[start of RECORDS PROVIDED]

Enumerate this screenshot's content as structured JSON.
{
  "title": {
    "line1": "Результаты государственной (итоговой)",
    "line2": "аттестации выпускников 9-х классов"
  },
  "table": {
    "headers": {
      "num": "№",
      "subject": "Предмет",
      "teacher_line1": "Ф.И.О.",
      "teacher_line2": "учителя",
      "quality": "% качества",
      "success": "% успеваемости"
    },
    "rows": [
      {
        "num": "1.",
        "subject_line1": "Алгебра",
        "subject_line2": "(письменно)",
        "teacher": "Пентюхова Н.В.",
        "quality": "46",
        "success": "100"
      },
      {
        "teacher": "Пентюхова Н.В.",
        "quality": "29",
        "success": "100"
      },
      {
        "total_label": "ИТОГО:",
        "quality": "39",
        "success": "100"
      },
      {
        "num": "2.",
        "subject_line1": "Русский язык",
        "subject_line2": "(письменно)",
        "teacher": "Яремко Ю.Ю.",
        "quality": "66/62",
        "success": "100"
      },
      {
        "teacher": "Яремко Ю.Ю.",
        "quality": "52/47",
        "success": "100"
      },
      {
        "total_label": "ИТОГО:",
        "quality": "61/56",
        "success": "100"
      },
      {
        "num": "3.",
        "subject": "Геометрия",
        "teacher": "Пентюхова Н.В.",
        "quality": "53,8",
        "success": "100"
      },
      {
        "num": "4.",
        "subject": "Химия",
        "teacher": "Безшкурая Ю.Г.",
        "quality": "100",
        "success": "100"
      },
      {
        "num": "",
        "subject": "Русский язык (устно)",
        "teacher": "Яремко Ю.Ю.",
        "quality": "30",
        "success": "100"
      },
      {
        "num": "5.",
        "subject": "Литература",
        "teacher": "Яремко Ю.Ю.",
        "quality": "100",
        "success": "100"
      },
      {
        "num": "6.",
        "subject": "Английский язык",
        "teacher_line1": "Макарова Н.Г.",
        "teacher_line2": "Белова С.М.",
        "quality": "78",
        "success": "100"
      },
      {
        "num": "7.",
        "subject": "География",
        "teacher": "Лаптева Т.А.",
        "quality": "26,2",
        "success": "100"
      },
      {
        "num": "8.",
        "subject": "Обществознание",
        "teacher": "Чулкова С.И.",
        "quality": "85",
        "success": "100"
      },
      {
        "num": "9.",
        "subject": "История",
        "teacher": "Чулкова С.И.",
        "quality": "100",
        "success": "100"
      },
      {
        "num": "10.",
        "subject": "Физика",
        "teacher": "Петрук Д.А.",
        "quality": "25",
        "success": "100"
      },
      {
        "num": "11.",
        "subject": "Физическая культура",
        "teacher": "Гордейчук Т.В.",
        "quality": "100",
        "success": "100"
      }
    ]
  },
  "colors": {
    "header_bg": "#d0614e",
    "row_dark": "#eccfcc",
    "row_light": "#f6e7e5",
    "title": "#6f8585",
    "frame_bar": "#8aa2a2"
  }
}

[end of RECORDS PROVIDED]

* **PROBLEM STATEMENT**: Go through the records above and copy every line with the word "язык".

* **COMPLETED TASK**:
        "subject_line1": "Русский язык",
        "subject": "Русский язык (устно)",
        "subject": "Английский язык",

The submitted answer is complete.